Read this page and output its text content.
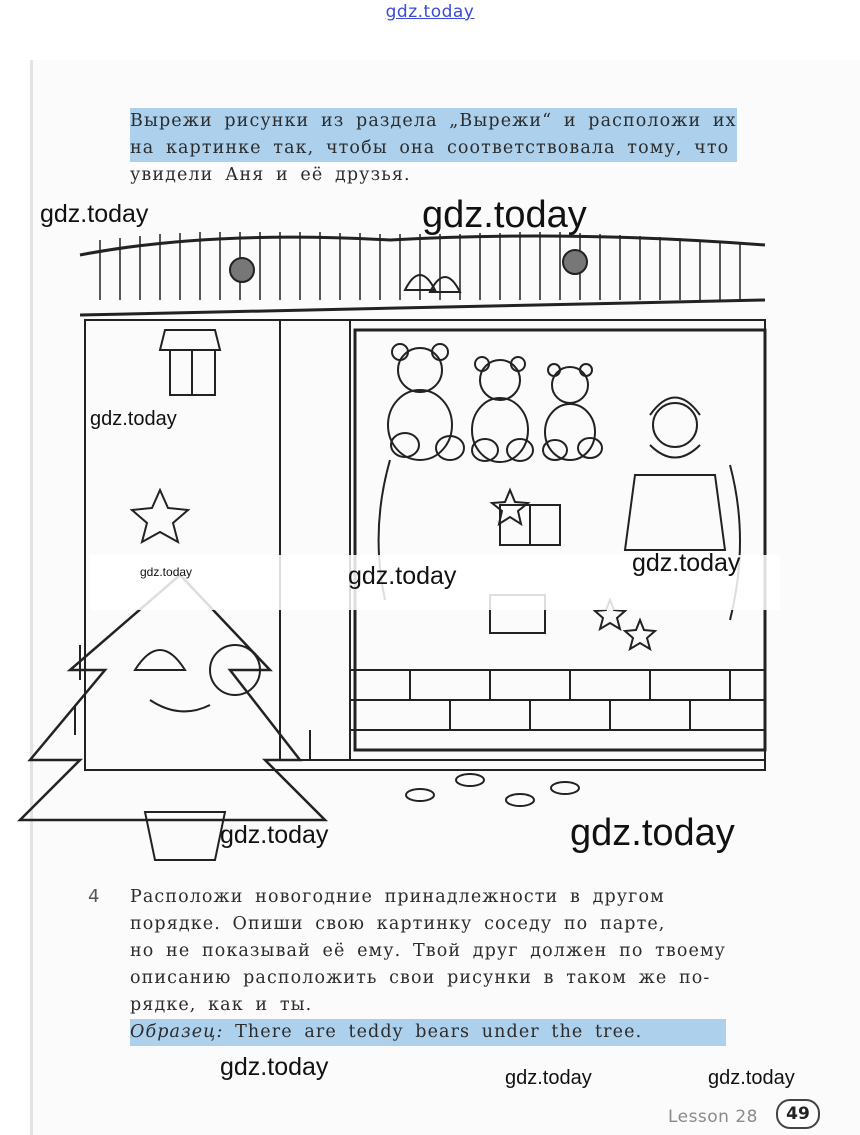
gdz.today
Вырежи рисунки из раздела „Вырежи“ и расположи их
на картинке так, чтобы она соответствовала тому, что
увидели Аня и её друзья.
4 Расположи новогодние принадлежности в другом
порядке. Опиши свою картинку соседу по парте,
но не показывай её ему. Твой друг должен по твоему
описанию расположить свои рисунки в таком же по-
рядке, как и ты.
Образец: There are teddy bears under the tree.
gdz.today	gdz.today
gdz.today
gdz.today	gdz.today	gdz.today
gdz.today	gdz.today
gdz.today	gdz.today	gdz.today
Lesson 28	49
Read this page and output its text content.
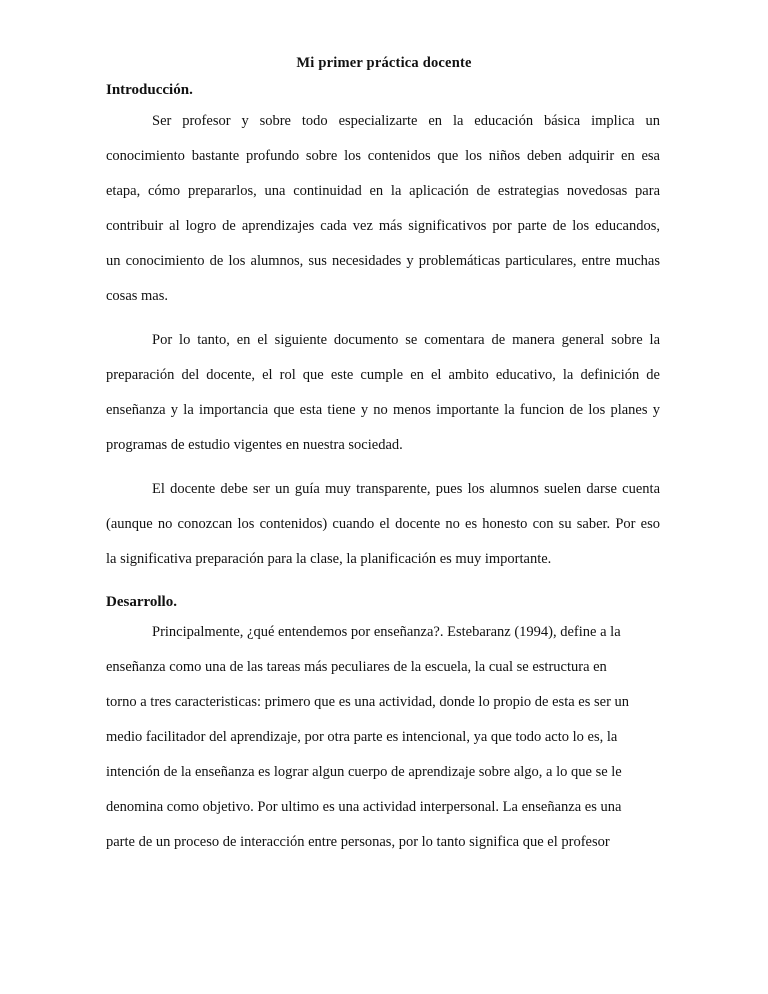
Mi primer práctica docente
Introducción.
Ser profesor y sobre todo especializarte en la educación básica implica un
conocimiento bastante profundo sobre los contenidos que los niños deben adquirir en esa
etapa, cómo prepararlos, una continuidad en la aplicación de estrategias novedosas para
contribuir al logro de aprendizajes cada vez más significativos por parte de los educandos,
un conocimiento de los alumnos, sus necesidades y problemáticas particulares, entre muchas
cosas mas.
Por lo tanto, en el siguiente documento se comentara de manera general sobre la
preparación del docente, el rol que este cumple en el ambito educativo, la definición de
enseñanza y la importancia que esta tiene y no menos importante la funcion de los planes y
programas de estudio vigentes en nuestra sociedad.
El docente debe ser un guía muy transparente, pues los alumnos suelen darse cuenta
(aunque no conozcan los contenidos) cuando el docente no es honesto con su saber. Por eso
la significativa preparación para la clase, la planificación es muy importante.
Desarrollo.
Principalmente, ¿qué entendemos por enseñanza?. Estebaranz (1994), define a la
enseñanza como una de las tareas más peculiares de la escuela, la cual se estructura en
torno a tres caracteristicas: primero que es una actividad, donde lo propio de esta es ser un
medio facilitador del aprendizaje, por otra parte es intencional, ya que todo acto lo es, la
intención de la enseñanza es lograr algun cuerpo de aprendizaje sobre algo, a lo que se le
denomina como objetivo. Por ultimo es una actividad interpersonal. La enseñanza es una
parte de un proceso de interacción entre personas, por lo tanto significa que el profesor
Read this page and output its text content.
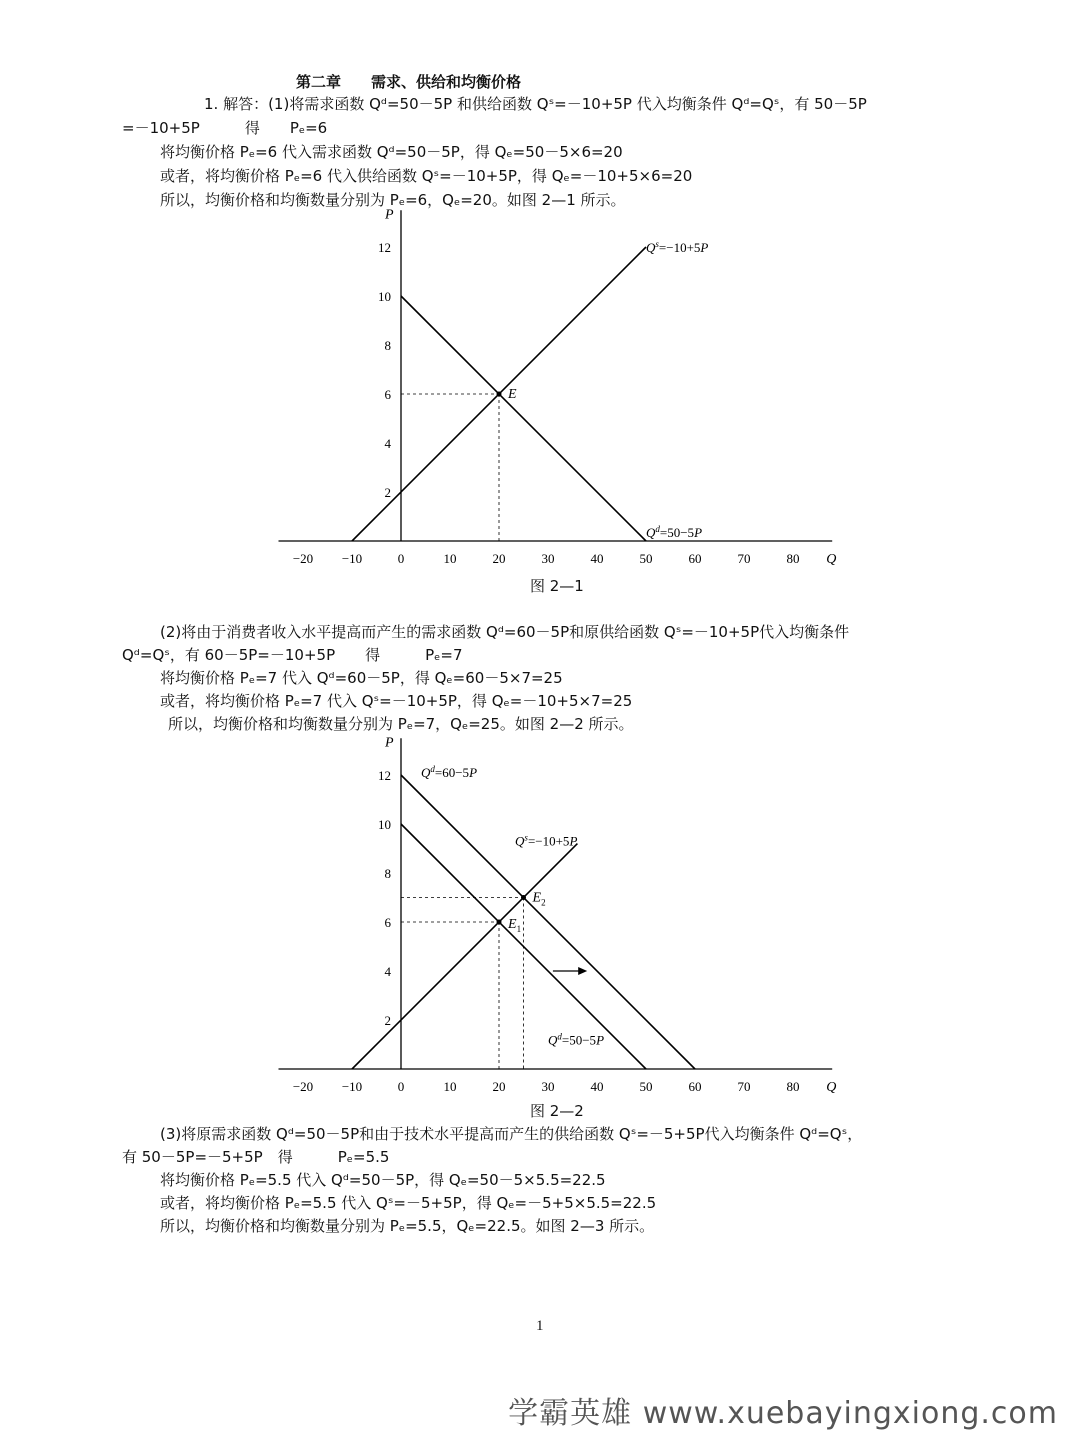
第二章　　需求、供给和均衡价格
1. 解答：(1)将需求函数 Qᵈ=50－5P 和供给函数 Qˢ=－10+5P 代入均衡条件 Qᵈ=Qˢ，有 50－5P
=－10+5P　　　得　　Pₑ=6
将均衡价格 Pₑ=6 代入需求函数 Qᵈ=50－5P，得 Qₑ=50－5×6=20
或者，将均衡价格 Pₑ=6 代入供给函数 Qˢ=－10+5P，得 Qₑ=－10+5×6=20
所以，均衡价格和均衡数量分别为 Pₑ=6，Qₑ=20。如图 2—1 所示。
Q
P
−20 −10	0	10	20	30	40	50	60	70	80
2
4
6
8
10
12
E
$Q^s=-10+5P$
$Q^d=50-5P$
图 2—1
(2)将由于消费者收入水平提高而产生的需求函数 Qᵈ=60－5P和原供给函数 Qˢ=－10+5P代入均衡条件
Qᵈ=Qˢ，有 60－5P=－10+5P　　得　　　Pₑ=7
将均衡价格 Pₑ=7 代入 Qᵈ=60－5P，得 Qₑ=60－5×7=25
或者，将均衡价格 Pₑ=7 代入 Qˢ=－10+5P，得 Qₑ=－10+5×7=25
所以，均衡价格和均衡数量分别为 Pₑ=7，Qₑ=25。如图 2—2 所示。
Q
P
−20 −10	0	10	20	30	40	50	60	70	80
2
4
6
8
10
12
$E_1$
$E_2$
$Q^d=60-5P$
$Q^s=-10+5P$
$Q^d=50-5P$
图 2—2
(3)将原需求函数 Qᵈ=50－5P和由于技术水平提高而产生的供给函数 Qˢ=－5+5P代入均衡条件 Qᵈ=Qˢ，
有 50－5P=－5+5P　得　　　Pₑ=5.5
将均衡价格 Pₑ=5.5 代入 Qᵈ=50－5P，得 Qₑ=50－5×5.5=22.5
或者，将均衡价格 Pₑ=5.5 代入 Qˢ=－5+5P，得 Qₑ=－5+5×5.5=22.5
所以，均衡价格和均衡数量分别为 Pₑ=5.5，Qₑ=22.5。如图 2—3 所示。
1
学霸英雄 www.xuebayingxiong.com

**WHAT THIS TASK INVOLVES:** Work out the number of lines in this listing that include the word "como". Reply with that number only.

**SOLUTION TO THIS EXERCISE:** 2